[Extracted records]
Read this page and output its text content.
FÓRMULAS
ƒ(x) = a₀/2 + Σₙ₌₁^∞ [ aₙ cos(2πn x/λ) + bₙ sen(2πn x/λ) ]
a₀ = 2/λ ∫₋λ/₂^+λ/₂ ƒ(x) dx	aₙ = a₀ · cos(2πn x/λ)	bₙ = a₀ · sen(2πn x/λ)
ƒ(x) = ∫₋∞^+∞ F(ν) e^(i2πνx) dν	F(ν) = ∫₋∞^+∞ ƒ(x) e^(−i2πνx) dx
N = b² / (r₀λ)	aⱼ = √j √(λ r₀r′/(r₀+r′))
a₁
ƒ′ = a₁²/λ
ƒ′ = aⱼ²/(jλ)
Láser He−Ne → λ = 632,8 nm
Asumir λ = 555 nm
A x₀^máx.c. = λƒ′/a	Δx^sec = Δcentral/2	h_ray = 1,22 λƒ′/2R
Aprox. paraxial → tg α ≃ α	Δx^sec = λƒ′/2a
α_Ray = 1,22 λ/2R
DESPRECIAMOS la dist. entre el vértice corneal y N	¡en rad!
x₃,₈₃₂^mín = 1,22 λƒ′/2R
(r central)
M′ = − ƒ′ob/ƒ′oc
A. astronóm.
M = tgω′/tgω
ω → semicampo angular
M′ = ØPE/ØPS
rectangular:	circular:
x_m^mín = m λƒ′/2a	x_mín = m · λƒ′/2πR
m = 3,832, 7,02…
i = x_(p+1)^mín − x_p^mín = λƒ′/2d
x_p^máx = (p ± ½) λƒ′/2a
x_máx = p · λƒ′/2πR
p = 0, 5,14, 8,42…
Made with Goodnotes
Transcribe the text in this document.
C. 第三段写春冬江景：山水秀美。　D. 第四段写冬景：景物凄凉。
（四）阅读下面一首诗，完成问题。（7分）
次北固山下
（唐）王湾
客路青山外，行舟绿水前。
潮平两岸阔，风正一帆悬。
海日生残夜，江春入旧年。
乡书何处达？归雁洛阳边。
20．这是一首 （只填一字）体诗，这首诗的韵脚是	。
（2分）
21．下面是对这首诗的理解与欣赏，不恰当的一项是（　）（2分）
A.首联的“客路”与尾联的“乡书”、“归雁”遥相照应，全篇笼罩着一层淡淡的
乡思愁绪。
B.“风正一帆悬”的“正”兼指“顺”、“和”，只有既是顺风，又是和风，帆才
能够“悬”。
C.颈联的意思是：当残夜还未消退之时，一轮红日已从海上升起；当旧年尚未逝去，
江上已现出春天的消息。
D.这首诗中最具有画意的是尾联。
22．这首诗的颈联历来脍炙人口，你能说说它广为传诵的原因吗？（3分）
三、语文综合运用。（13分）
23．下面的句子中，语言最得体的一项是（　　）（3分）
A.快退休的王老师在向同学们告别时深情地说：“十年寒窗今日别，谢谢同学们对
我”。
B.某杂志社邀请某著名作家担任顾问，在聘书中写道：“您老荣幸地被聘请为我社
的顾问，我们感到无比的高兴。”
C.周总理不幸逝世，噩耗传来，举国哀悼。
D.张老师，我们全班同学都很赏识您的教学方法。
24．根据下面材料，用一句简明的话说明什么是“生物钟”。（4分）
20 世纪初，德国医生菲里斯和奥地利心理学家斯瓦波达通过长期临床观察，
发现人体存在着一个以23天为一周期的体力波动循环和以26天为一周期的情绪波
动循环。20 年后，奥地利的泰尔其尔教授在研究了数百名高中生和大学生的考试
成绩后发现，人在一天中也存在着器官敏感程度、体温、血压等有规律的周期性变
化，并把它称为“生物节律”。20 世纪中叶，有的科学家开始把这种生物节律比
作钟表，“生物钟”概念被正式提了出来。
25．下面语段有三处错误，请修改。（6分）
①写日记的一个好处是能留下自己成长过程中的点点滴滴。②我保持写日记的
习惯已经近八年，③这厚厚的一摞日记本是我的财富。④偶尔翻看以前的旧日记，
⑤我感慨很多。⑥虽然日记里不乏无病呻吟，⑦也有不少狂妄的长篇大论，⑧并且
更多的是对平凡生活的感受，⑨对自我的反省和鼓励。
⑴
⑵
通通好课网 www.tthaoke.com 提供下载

> _Exercise description_:
Reproduce the records above exactly, starting with the line that contains "Transcribe the text in this document." and ending with the last line.

> _Solution to the exercise_:
Transcribe the text in this document.
C. 第三段写春冬江景：山水秀美。　D. 第四段写冬景：景物凄凉。
（四）阅读下面一首诗，完成问题。（7分）
次北固山下
（唐）王湾
客路青山外，行舟绿水前。
潮平两岸阔，风正一帆悬。
海日生残夜，江春入旧年。
乡书何处达？归雁洛阳边。
20．这是一首 （只填一字）体诗，这首诗的韵脚是	。
（2分）
21．下面是对这首诗的理解与欣赏，不恰当的一项是（　）（2分）
A.首联的“客路”与尾联的“乡书”、“归雁”遥相照应，全篇笼罩着一层淡淡的
乡思愁绪。
B.“风正一帆悬”的“正”兼指“顺”、“和”，只有既是顺风，又是和风，帆才
能够“悬”。
C.颈联的意思是：当残夜还未消退之时，一轮红日已从海上升起；当旧年尚未逝去，
江上已现出春天的消息。
D.这首诗中最具有画意的是尾联。
22．这首诗的颈联历来脍炙人口，你能说说它广为传诵的原因吗？（3分）
三、语文综合运用。（13分）
23．下面的句子中，语言最得体的一项是（　　）（3分）
A.快退休的王老师在向同学们告别时深情地说：“十年寒窗今日别，谢谢同学们对
我”。
B.某杂志社邀请某著名作家担任顾问，在聘书中写道：“您老荣幸地被聘请为我社
的顾问，我们感到无比的高兴。”
C.周总理不幸逝世，噩耗传来，举国哀悼。
D.张老师，我们全班同学都很赏识您的教学方法。
24．根据下面材料，用一句简明的话说明什么是“生物钟”。（4分）
20 世纪初，德国医生菲里斯和奥地利心理学家斯瓦波达通过长期临床观察，
发现人体存在着一个以23天为一周期的体力波动循环和以26天为一周期的情绪波
动循环。20 年后，奥地利的泰尔其尔教授在研究了数百名高中生和大学生的考试
成绩后发现，人在一天中也存在着器官敏感程度、体温、血压等有规律的周期性变
化，并把它称为“生物节律”。20 世纪中叶，有的科学家开始把这种生物节律比
作钟表，“生物钟”概念被正式提了出来。
25．下面语段有三处错误，请修改。（6分）
①写日记的一个好处是能留下自己成长过程中的点点滴滴。②我保持写日记的
习惯已经近八年，③这厚厚的一摞日记本是我的财富。④偶尔翻看以前的旧日记，
⑤我感慨很多。⑥虽然日记里不乏无病呻吟，⑦也有不少狂妄的长篇大论，⑧并且
更多的是对平凡生活的感受，⑨对自我的反省和鼓励。
⑴
⑵
通通好课网 www.tthaoke.com 提供下载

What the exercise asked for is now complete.